**Job:** Here are some records; quote them exactly, leaving out the pictures.

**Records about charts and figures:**

★ ★ ★ ★ ★

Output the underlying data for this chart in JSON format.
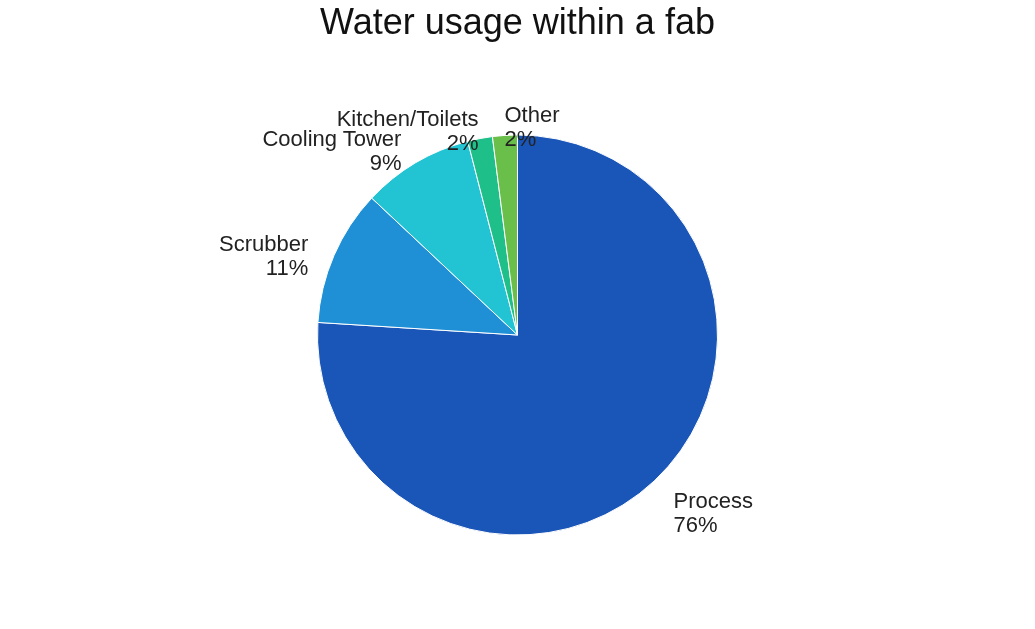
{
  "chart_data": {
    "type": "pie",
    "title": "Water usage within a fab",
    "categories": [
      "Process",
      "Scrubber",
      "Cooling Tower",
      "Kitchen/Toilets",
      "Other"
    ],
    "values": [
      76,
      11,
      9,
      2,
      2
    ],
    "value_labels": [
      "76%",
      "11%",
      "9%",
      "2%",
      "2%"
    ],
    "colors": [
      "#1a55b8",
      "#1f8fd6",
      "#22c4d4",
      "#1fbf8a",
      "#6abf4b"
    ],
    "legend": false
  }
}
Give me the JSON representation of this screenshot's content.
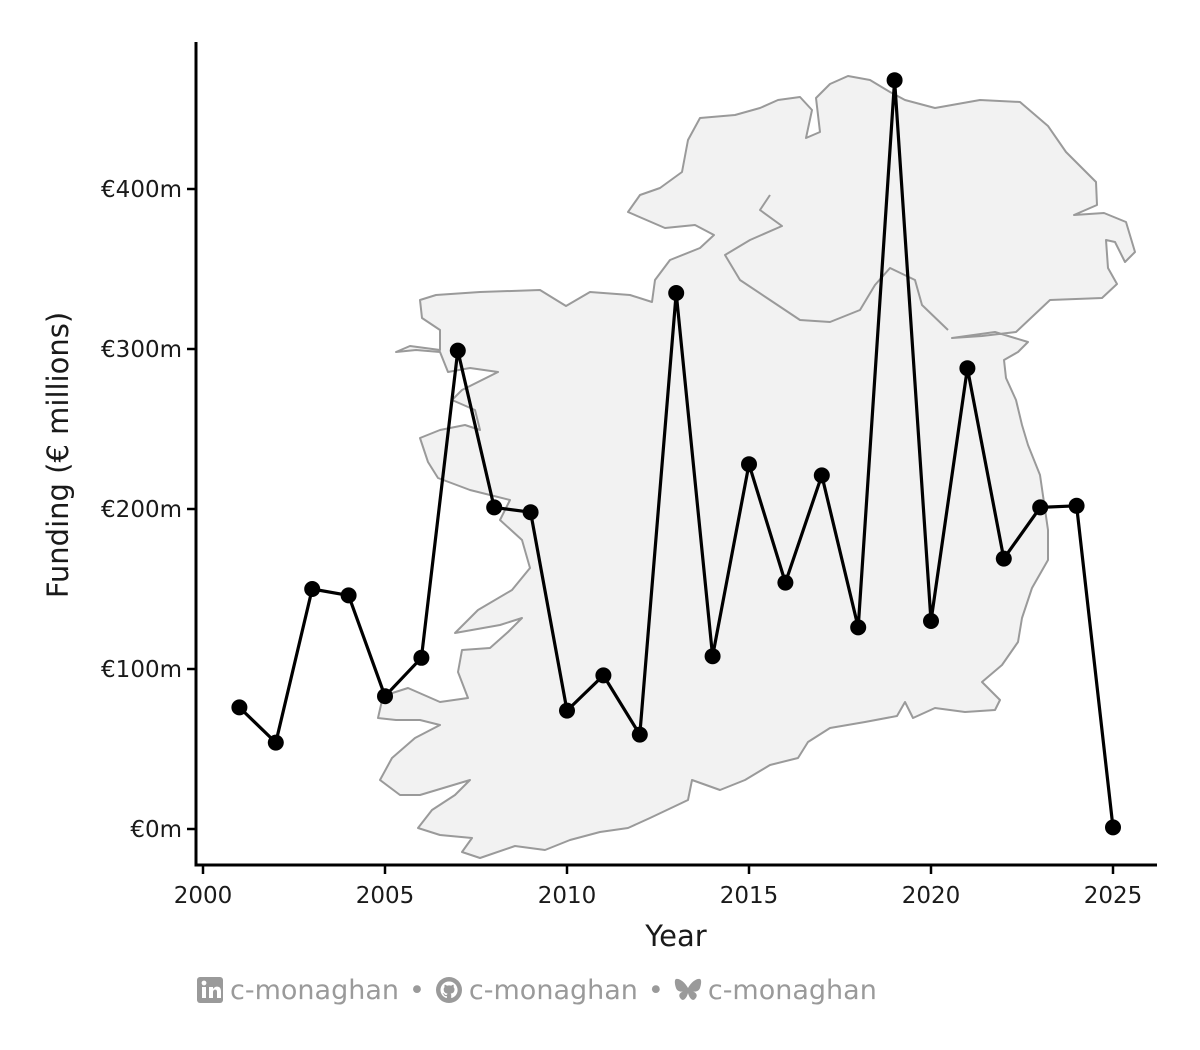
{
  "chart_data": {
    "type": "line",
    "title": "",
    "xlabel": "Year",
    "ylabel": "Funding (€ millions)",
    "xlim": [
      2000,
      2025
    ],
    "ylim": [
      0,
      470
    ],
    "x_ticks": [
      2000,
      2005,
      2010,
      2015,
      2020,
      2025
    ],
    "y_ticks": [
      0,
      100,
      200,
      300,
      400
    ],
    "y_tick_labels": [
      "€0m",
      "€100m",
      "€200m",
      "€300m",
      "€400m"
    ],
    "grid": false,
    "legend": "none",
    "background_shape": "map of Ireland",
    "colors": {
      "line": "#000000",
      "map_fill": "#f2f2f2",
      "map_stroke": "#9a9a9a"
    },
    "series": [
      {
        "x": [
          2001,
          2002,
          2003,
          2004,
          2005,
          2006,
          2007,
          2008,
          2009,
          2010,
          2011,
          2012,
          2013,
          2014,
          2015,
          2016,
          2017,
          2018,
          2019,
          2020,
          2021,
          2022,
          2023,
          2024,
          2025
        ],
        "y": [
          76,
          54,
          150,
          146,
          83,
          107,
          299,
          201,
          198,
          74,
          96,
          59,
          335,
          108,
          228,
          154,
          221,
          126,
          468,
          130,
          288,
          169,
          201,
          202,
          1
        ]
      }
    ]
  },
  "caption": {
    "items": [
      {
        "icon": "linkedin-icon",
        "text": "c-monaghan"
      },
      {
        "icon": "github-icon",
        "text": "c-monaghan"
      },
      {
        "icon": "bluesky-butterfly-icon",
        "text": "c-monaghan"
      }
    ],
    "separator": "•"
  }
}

★ ★ ★ ★ ★

**Exercise result:**
Output the underlying data for this chart in JSON format.
{
  "chart_data": {
    "type": "pie",
    "title": "Water usage within a fab",
    "categories": [
      "Process",
      "Scrubber",
      "Cooling Tower",
      "Kitchen/Toilets",
      "Other"
    ],
    "values": [
      76,
      11,
      9,
      2,
      2
    ],
    "value_labels": [
      "76%",
      "11%",
      "9%",
      "2%",
      "2%"
    ],
    "colors": [
      "#1a55b8",
      "#1f8fd6",
      "#22c4d4",
      "#1fbf8a",
      "#6abf4b"
    ],
    "legend": false
  }
}
Give me the JSON representation of this screenshot's content.
{
  "chart_data": {
    "type": "line",
    "title": "",
    "xlabel": "Year",
    "ylabel": "Funding (€ millions)",
    "xlim": [
      2000,
      2025
    ],
    "ylim": [
      0,
      470
    ],
    "x_ticks": [
      2000,
      2005,
      2010,
      2015,
      2020,
      2025
    ],
    "y_ticks": [
      0,
      100,
      200,
      300,
      400
    ],
    "y_tick_labels": [
      "€0m",
      "€100m",
      "€200m",
      "€300m",
      "€400m"
    ],
    "grid": false,
    "legend": "none",
    "background_shape": "map of Ireland",
    "colors": {
      "line": "#000000",
      "map_fill": "#f2f2f2",
      "map_stroke": "#9a9a9a"
    },
    "series": [
      {
        "x": [
          2001,
          2002,
          2003,
          2004,
          2005,
          2006,
          2007,
          2008,
          2009,
          2010,
          2011,
          2012,
          2013,
          2014,
          2015,
          2016,
          2017,
          2018,
          2019,
          2020,
          2021,
          2022,
          2023,
          2024,
          2025
        ],
        "y": [
          76,
          54,
          150,
          146,
          83,
          107,
          299,
          201,
          198,
          74,
          96,
          59,
          335,
          108,
          228,
          154,
          221,
          126,
          468,
          130,
          288,
          169,
          201,
          202,
          1
        ]
      }
    ]
  },
  "caption": {
    "items": [
      {
        "icon": "linkedin-icon",
        "text": "c-monaghan"
      },
      {
        "icon": "github-icon",
        "text": "c-monaghan"
      },
      {
        "icon": "bluesky-butterfly-icon",
        "text": "c-monaghan"
      }
    ],
    "separator": "•"
  }
}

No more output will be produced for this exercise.